[Element and region listings]
[start]

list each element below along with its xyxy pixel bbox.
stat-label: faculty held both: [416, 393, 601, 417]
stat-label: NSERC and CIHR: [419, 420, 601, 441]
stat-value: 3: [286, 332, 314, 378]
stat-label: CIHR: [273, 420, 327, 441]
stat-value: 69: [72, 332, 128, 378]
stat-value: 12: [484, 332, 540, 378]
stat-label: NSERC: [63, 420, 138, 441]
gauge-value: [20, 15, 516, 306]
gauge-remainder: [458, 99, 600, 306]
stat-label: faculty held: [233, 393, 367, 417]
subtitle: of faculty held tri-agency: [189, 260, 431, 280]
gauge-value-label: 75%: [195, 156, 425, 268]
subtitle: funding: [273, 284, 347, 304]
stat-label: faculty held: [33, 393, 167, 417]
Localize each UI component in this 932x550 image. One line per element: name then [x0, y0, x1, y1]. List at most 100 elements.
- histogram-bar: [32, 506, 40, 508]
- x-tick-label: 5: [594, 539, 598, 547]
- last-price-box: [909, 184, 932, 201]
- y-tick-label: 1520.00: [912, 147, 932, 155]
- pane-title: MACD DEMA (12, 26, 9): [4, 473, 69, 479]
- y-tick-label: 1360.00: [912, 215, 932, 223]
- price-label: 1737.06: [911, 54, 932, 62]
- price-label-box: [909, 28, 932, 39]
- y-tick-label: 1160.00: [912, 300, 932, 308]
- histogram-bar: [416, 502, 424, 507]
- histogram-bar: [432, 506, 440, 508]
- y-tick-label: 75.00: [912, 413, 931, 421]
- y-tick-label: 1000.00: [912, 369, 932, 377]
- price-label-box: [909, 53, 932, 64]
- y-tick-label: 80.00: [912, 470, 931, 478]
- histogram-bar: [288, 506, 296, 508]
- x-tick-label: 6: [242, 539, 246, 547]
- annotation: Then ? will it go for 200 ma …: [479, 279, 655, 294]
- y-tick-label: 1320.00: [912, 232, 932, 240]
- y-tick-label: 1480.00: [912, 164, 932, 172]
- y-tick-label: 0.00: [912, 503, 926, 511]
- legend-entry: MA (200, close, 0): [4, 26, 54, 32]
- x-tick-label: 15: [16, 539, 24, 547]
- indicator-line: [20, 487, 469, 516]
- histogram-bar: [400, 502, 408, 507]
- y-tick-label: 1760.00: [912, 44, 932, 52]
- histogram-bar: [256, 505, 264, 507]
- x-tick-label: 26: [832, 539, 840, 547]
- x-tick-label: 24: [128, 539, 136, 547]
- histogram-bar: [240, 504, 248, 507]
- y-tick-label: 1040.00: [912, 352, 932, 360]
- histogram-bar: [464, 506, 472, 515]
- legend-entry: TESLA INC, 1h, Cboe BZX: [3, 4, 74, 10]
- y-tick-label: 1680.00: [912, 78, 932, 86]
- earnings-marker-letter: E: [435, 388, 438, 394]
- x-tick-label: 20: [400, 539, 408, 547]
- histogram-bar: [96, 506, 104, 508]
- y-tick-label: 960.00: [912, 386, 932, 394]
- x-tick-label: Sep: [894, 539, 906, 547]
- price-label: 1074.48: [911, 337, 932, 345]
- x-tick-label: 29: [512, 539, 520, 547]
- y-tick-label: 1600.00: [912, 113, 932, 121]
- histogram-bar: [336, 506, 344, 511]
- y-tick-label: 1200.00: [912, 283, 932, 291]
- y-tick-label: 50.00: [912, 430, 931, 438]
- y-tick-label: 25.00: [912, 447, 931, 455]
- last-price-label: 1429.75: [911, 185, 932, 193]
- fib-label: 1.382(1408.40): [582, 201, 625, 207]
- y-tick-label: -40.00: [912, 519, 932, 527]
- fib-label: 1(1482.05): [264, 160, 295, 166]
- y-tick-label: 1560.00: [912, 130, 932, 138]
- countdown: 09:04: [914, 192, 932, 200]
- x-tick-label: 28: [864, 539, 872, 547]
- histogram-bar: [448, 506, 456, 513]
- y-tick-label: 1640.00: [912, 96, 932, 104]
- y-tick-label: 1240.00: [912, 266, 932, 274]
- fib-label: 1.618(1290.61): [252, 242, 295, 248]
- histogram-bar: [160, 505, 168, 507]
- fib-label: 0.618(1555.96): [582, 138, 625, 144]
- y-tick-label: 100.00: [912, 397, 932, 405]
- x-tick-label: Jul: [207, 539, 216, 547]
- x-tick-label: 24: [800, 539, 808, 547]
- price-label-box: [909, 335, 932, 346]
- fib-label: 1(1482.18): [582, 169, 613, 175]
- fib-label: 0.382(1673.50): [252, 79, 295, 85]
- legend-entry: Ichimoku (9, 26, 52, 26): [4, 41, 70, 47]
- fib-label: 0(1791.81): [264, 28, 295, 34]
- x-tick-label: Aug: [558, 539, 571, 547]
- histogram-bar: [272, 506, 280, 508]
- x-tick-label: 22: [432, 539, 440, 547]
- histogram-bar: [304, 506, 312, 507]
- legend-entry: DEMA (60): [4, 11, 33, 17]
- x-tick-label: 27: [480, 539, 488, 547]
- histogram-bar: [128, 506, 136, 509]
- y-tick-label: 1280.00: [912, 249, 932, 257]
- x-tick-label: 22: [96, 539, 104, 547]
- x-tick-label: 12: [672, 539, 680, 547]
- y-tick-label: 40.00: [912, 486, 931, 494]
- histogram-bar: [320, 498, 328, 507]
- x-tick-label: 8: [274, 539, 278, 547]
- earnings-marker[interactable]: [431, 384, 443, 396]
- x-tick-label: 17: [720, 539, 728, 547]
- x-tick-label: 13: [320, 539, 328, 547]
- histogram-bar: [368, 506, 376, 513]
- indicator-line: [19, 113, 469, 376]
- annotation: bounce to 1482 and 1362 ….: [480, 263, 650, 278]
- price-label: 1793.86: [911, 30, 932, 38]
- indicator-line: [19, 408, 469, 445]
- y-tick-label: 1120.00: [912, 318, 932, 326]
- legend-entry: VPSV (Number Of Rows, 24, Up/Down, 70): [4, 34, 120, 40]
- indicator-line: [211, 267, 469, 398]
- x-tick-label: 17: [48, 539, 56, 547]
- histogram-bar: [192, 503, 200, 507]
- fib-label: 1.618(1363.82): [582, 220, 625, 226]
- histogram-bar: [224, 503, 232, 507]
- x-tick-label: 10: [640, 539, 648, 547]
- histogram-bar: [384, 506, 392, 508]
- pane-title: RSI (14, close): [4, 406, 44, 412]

[end]

* The problem
Copy all the entries above line for line, with no changes.

* Exercise response
list each element below along with its xyxy pixel bbox.
stat-label: faculty held both: [416, 393, 601, 417]
stat-label: NSERC and CIHR: [419, 420, 601, 441]
stat-value: 3: [286, 332, 314, 378]
stat-label: CIHR: [273, 420, 327, 441]
stat-value: 69: [72, 332, 128, 378]
stat-value: 12: [484, 332, 540, 378]
stat-label: NSERC: [63, 420, 138, 441]
gauge-value: [20, 15, 516, 306]
gauge-remainder: [458, 99, 600, 306]
stat-label: faculty held: [233, 393, 367, 417]
subtitle: of faculty held tri-agency: [189, 260, 431, 280]
gauge-value-label: 75%: [195, 156, 425, 268]
subtitle: funding: [273, 284, 347, 304]
stat-label: faculty held: [33, 393, 167, 417]
Localize each UI component in this 932x550 image. One line per element: name then [x0, y0, x1, y1]. List at most 100 elements.
- histogram-bar: [32, 506, 40, 508]
- x-tick-label: 5: [594, 539, 598, 547]
- last-price-box: [909, 184, 932, 201]
- y-tick-label: 1520.00: [912, 147, 932, 155]
- pane-title: MACD DEMA (12, 26, 9): [4, 473, 69, 479]
- y-tick-label: 1360.00: [912, 215, 932, 223]
- price-label: 1737.06: [911, 54, 932, 62]
- price-label-box: [909, 28, 932, 39]
- y-tick-label: 1160.00: [912, 300, 932, 308]
- histogram-bar: [416, 502, 424, 507]
- histogram-bar: [432, 506, 440, 508]
- y-tick-label: 75.00: [912, 413, 931, 421]
- y-tick-label: 1000.00: [912, 369, 932, 377]
- price-label-box: [909, 53, 932, 64]
- y-tick-label: 80.00: [912, 470, 931, 478]
- histogram-bar: [288, 506, 296, 508]
- x-tick-label: 6: [242, 539, 246, 547]
- annotation: Then ? will it go for 200 ma …: [479, 279, 655, 294]
- y-tick-label: 1320.00: [912, 232, 932, 240]
- y-tick-label: 1480.00: [912, 164, 932, 172]
- y-tick-label: 0.00: [912, 503, 926, 511]
- legend-entry: MA (200, close, 0): [4, 26, 54, 32]
- x-tick-label: 15: [16, 539, 24, 547]
- indicator-line: [20, 487, 469, 516]
- histogram-bar: [400, 502, 408, 507]
- y-tick-label: 1760.00: [912, 44, 932, 52]
- histogram-bar: [256, 505, 264, 507]
- x-tick-label: 26: [832, 539, 840, 547]
- x-tick-label: 24: [128, 539, 136, 547]
- histogram-bar: [240, 504, 248, 507]
- y-tick-label: 1040.00: [912, 352, 932, 360]
- histogram-bar: [464, 506, 472, 515]
- legend-entry: TESLA INC, 1h, Cboe BZX: [3, 4, 74, 10]
- y-tick-label: 1680.00: [912, 78, 932, 86]
- earnings-marker-letter: E: [435, 388, 438, 394]
- x-tick-label: 20: [400, 539, 408, 547]
- histogram-bar: [96, 506, 104, 508]
- y-tick-label: 960.00: [912, 386, 932, 394]
- x-tick-label: Sep: [894, 539, 906, 547]
- price-label: 1074.48: [911, 337, 932, 345]
- x-tick-label: 29: [512, 539, 520, 547]
- y-tick-label: 1600.00: [912, 113, 932, 121]
- histogram-bar: [336, 506, 344, 511]
- y-tick-label: 1200.00: [912, 283, 932, 291]
- y-tick-label: 50.00: [912, 430, 931, 438]
- y-tick-label: 25.00: [912, 447, 931, 455]
- last-price-label: 1429.75: [911, 185, 932, 193]
- fib-label: 1.382(1408.40): [582, 201, 625, 207]
- y-tick-label: -40.00: [912, 519, 932, 527]
- fib-label: 1(1482.05): [264, 160, 295, 166]
- y-tick-label: 1560.00: [912, 130, 932, 138]
- countdown: 09:04: [914, 192, 932, 200]
- x-tick-label: 28: [864, 539, 872, 547]
- histogram-bar: [448, 506, 456, 513]
- y-tick-label: 1640.00: [912, 96, 932, 104]
- y-tick-label: 1240.00: [912, 266, 932, 274]
- fib-label: 1.618(1290.61): [252, 242, 295, 248]
- histogram-bar: [160, 505, 168, 507]
- fib-label: 0.618(1555.96): [582, 138, 625, 144]
- y-tick-label: 100.00: [912, 397, 932, 405]
- x-tick-label: Jul: [207, 539, 216, 547]
- x-tick-label: 24: [800, 539, 808, 547]
- price-label-box: [909, 335, 932, 346]
- fib-label: 1(1482.18): [582, 169, 613, 175]
- fib-label: 0.382(1673.50): [252, 79, 295, 85]
- legend-entry: Ichimoku (9, 26, 52, 26): [4, 41, 70, 47]
- fib-label: 0(1791.81): [264, 28, 295, 34]
- x-tick-label: Aug: [558, 539, 571, 547]
- histogram-bar: [272, 506, 280, 508]
- x-tick-label: 22: [432, 539, 440, 547]
- histogram-bar: [304, 506, 312, 507]
- legend-entry: DEMA (60): [4, 11, 33, 17]
- x-tick-label: 27: [480, 539, 488, 547]
- histogram-bar: [128, 506, 136, 509]
- y-tick-label: 1280.00: [912, 249, 932, 257]
- x-tick-label: 22: [96, 539, 104, 547]
- x-tick-label: 12: [672, 539, 680, 547]
- y-tick-label: 40.00: [912, 486, 931, 494]
- histogram-bar: [320, 498, 328, 507]
- x-tick-label: 8: [274, 539, 278, 547]
- earnings-marker[interactable]: [431, 384, 443, 396]
- x-tick-label: 17: [720, 539, 728, 547]
- x-tick-label: 13: [320, 539, 328, 547]
- histogram-bar: [368, 506, 376, 513]
- indicator-line: [19, 113, 469, 376]
- annotation: bounce to 1482 and 1362 ….: [480, 263, 650, 278]
- price-label: 1793.86: [911, 30, 932, 38]
- indicator-line: [19, 408, 469, 445]
- y-tick-label: 1120.00: [912, 318, 932, 326]
- legend-entry: VPSV (Number Of Rows, 24, Up/Down, 70): [4, 34, 120, 40]
- indicator-line: [211, 267, 469, 398]
- x-tick-label: 17: [48, 539, 56, 547]
- histogram-bar: [192, 503, 200, 507]
- fib-label: 1.618(1363.82): [582, 220, 625, 226]
- histogram-bar: [224, 503, 232, 507]
- x-tick-label: 10: [640, 539, 648, 547]
- histogram-bar: [384, 506, 392, 508]
- pane-title: RSI (14, close): [4, 406, 44, 412]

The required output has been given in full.